--- Begin DATA PROVIDED ---

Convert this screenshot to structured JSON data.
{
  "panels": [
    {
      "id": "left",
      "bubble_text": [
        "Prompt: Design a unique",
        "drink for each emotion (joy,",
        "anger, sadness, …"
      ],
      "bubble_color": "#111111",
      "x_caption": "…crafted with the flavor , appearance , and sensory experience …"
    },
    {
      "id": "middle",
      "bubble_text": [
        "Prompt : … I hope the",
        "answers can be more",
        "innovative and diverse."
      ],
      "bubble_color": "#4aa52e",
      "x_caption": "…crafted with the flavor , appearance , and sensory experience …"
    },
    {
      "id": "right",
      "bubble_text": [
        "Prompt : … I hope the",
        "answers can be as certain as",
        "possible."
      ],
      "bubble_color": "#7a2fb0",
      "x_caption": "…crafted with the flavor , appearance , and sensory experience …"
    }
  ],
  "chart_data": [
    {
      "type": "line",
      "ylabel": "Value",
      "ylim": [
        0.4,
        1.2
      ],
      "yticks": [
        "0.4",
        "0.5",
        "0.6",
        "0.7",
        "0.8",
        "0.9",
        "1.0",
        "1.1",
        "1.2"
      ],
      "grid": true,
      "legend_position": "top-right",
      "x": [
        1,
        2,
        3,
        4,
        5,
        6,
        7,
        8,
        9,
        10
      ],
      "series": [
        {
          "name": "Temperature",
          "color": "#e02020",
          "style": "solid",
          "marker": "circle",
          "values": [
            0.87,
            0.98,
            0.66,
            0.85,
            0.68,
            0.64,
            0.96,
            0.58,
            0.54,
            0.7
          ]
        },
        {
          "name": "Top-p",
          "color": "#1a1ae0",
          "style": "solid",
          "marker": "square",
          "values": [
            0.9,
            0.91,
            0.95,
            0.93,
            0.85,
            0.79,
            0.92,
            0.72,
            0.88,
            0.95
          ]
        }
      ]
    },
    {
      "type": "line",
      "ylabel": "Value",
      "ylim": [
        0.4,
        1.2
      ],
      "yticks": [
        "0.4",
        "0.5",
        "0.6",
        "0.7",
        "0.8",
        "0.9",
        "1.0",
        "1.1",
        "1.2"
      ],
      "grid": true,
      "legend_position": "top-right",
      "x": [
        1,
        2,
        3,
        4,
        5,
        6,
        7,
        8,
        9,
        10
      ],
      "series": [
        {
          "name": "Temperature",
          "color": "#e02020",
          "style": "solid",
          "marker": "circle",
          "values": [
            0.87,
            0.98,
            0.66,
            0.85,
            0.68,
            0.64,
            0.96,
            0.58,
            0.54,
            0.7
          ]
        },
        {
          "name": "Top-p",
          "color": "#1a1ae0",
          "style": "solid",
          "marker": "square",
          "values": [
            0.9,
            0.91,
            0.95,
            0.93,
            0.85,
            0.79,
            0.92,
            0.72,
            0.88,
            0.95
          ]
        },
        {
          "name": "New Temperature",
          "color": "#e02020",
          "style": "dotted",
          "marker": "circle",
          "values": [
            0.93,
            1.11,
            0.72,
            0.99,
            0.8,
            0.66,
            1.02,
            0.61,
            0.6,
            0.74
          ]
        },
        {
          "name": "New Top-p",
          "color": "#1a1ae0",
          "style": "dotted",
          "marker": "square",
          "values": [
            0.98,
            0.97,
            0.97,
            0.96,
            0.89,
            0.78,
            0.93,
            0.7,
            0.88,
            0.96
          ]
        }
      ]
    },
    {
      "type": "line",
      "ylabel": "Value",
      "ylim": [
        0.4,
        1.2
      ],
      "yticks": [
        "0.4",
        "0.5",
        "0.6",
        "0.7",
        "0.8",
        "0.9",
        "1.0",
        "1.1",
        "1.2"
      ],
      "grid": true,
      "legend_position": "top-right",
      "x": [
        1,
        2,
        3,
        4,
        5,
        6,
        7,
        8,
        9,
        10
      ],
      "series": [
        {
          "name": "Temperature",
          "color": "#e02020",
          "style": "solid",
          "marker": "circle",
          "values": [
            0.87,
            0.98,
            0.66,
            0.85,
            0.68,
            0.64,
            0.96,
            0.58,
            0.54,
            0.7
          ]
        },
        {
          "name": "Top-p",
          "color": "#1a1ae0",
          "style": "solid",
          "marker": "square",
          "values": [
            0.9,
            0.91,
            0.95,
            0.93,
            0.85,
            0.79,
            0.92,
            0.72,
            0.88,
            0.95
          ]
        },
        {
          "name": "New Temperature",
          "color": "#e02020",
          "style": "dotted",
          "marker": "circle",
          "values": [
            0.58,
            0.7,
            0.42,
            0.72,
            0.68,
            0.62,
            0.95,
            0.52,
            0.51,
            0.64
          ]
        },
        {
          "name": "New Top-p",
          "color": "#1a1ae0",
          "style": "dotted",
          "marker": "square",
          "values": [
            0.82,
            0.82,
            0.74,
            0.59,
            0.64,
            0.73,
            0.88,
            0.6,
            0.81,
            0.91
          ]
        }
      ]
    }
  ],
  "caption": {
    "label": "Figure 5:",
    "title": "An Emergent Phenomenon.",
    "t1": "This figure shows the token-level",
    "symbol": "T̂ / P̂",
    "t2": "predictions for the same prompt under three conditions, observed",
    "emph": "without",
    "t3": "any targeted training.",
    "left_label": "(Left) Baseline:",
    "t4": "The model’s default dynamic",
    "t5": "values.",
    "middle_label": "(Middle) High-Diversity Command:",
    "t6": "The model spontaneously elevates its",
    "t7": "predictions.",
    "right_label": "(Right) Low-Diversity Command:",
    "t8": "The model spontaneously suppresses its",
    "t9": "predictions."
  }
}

--- End DATA PROVIDED ---

# WHAT IS ASKED
Copy every line from the records above that contains the word "Diversity".

# RESPONSE TO THE EXERCISE
    "middle_label": "(Middle) High-Diversity Command:",
    "right_label": "(Right) Low-Diversity Command:",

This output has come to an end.